* TASK DESCRIPTION
Return the lines where the word "scale" occurs.

* RAW DATA
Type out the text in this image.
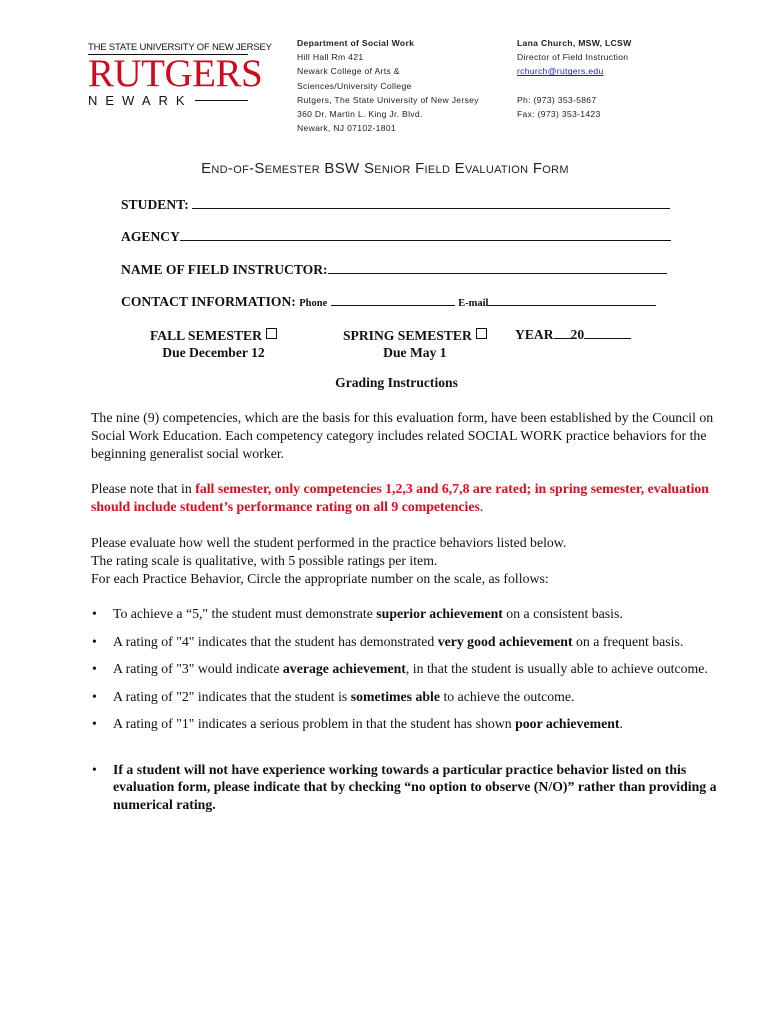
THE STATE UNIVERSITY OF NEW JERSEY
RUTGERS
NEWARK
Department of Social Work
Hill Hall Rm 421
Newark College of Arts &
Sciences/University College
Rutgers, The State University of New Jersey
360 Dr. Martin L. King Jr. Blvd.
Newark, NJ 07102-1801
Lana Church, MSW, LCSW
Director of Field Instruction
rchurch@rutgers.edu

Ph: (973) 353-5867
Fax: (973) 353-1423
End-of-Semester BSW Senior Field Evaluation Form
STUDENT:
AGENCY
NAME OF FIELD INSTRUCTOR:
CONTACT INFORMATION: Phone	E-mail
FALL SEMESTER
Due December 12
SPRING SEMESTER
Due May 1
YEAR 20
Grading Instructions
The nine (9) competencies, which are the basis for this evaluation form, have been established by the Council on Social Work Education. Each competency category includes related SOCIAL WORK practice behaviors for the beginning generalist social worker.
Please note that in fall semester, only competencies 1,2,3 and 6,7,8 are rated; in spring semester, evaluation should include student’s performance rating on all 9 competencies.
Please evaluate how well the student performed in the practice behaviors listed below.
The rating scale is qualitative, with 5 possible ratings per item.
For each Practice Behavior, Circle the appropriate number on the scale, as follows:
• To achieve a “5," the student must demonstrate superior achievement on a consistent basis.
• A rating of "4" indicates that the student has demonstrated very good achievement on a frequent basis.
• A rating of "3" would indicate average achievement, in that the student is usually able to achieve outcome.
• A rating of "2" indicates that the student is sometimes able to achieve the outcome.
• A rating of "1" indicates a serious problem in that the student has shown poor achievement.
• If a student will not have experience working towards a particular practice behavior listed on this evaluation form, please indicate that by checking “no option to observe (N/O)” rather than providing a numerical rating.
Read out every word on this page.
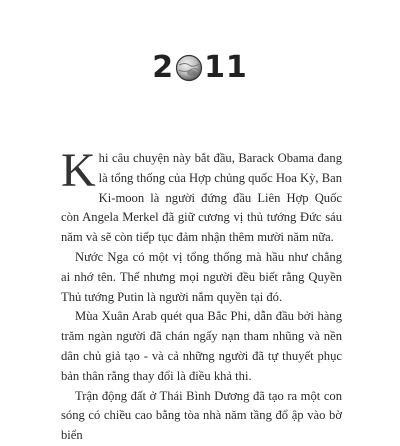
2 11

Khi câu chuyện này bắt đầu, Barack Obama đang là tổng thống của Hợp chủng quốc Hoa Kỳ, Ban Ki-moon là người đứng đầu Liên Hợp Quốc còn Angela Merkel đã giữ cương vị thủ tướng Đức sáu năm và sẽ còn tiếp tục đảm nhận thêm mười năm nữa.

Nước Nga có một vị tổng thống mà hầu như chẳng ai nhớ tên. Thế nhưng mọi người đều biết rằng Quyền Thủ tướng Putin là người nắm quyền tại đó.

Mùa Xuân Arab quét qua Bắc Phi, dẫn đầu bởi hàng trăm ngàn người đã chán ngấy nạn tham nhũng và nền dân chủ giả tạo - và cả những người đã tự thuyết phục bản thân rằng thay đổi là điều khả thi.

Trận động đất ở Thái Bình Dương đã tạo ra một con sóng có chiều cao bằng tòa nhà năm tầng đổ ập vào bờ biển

* REPLY
The rating scale is qualitative, with 5 possible ratings per item.
For each Practice Behavior, Circle the appropriate number on the scale, as follows:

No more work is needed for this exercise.